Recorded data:
━━━━━━━━━━
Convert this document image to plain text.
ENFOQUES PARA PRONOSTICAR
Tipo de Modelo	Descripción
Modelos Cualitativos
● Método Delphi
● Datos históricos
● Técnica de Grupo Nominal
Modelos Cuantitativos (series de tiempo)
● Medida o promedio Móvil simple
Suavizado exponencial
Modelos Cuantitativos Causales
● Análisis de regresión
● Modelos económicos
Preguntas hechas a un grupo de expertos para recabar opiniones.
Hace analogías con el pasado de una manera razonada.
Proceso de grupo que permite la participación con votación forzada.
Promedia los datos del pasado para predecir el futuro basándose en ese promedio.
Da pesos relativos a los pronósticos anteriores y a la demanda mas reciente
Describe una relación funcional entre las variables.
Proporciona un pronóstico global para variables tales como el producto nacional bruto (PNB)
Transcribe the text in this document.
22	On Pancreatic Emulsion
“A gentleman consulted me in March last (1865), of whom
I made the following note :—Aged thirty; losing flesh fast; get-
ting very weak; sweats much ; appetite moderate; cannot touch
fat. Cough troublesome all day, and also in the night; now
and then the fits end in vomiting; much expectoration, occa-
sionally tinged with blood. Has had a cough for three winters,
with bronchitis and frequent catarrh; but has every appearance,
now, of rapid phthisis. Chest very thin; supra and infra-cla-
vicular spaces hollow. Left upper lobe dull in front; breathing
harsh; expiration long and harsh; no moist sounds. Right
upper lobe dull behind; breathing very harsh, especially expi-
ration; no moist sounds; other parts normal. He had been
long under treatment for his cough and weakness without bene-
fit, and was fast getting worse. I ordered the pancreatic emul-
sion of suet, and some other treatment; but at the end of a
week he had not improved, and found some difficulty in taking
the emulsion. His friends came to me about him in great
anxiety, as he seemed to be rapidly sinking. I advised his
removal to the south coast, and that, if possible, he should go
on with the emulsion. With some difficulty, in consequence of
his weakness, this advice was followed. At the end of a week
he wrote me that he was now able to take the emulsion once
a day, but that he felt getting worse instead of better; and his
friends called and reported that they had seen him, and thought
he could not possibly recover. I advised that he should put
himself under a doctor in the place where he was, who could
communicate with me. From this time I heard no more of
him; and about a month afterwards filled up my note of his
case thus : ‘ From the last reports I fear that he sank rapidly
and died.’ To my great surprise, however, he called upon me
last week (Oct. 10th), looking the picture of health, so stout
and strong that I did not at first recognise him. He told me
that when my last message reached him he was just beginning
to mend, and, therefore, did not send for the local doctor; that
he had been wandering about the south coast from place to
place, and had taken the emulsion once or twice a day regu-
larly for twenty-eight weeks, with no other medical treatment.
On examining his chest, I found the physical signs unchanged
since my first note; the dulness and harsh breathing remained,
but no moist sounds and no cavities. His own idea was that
━━━━━━━━━━
:: Directive ::
Return the listing above word for word.

:: Written answer ::
Convert this document image to plain text.
ENFOQUES PARA PRONOSTICAR
Tipo de Modelo	Descripción
Modelos Cualitativos
● Método Delphi
● Datos históricos
● Técnica de Grupo Nominal
Modelos Cuantitativos (series de tiempo)
● Medida o promedio Móvil simple
Suavizado exponencial
Modelos Cuantitativos Causales
● Análisis de regresión
● Modelos económicos
Preguntas hechas a un grupo de expertos para recabar opiniones.
Hace analogías con el pasado de una manera razonada.
Proceso de grupo que permite la participación con votación forzada.
Promedia los datos del pasado para predecir el futuro basándose en ese promedio.
Da pesos relativos a los pronósticos anteriores y a la demanda mas reciente
Describe una relación funcional entre las variables.
Proporciona un pronóstico global para variables tales como el producto nacional bruto (PNB)
Transcribe the text in this document.
22	On Pancreatic Emulsion
“A gentleman consulted me in March last (1865), of whom
I made the following note :—Aged thirty; losing flesh fast; get-
ting very weak; sweats much ; appetite moderate; cannot touch
fat. Cough troublesome all day, and also in the night; now
and then the fits end in vomiting; much expectoration, occa-
sionally tinged with blood. Has had a cough for three winters,
with bronchitis and frequent catarrh; but has every appearance,
now, of rapid phthisis. Chest very thin; supra and infra-cla-
vicular spaces hollow. Left upper lobe dull in front; breathing
harsh; expiration long and harsh; no moist sounds. Right
upper lobe dull behind; breathing very harsh, especially expi-
ration; no moist sounds; other parts normal. He had been
long under treatment for his cough and weakness without bene-
fit, and was fast getting worse. I ordered the pancreatic emul-
sion of suet, and some other treatment; but at the end of a
week he had not improved, and found some difficulty in taking
the emulsion. His friends came to me about him in great
anxiety, as he seemed to be rapidly sinking. I advised his
removal to the south coast, and that, if possible, he should go
on with the emulsion. With some difficulty, in consequence of
his weakness, this advice was followed. At the end of a week
he wrote me that he was now able to take the emulsion once
a day, but that he felt getting worse instead of better; and his
friends called and reported that they had seen him, and thought
he could not possibly recover. I advised that he should put
himself under a doctor in the place where he was, who could
communicate with me. From this time I heard no more of
him; and about a month afterwards filled up my note of his
case thus : ‘ From the last reports I fear that he sank rapidly
and died.’ To my great surprise, however, he called upon me
last week (Oct. 10th), looking the picture of health, so stout
and strong that I did not at first recognise him. He told me
that when my last message reached him he was just beginning
to mend, and, therefore, did not send for the local doctor; that
he had been wandering about the south coast from place to
place, and had taken the emulsion once or twice a day regu-
larly for twenty-eight weeks, with no other medical treatment.
On examining his chest, I found the physical signs unchanged
since my first note; the dulness and harsh breathing remained,
but no moist sounds and no cavities. His own idea was that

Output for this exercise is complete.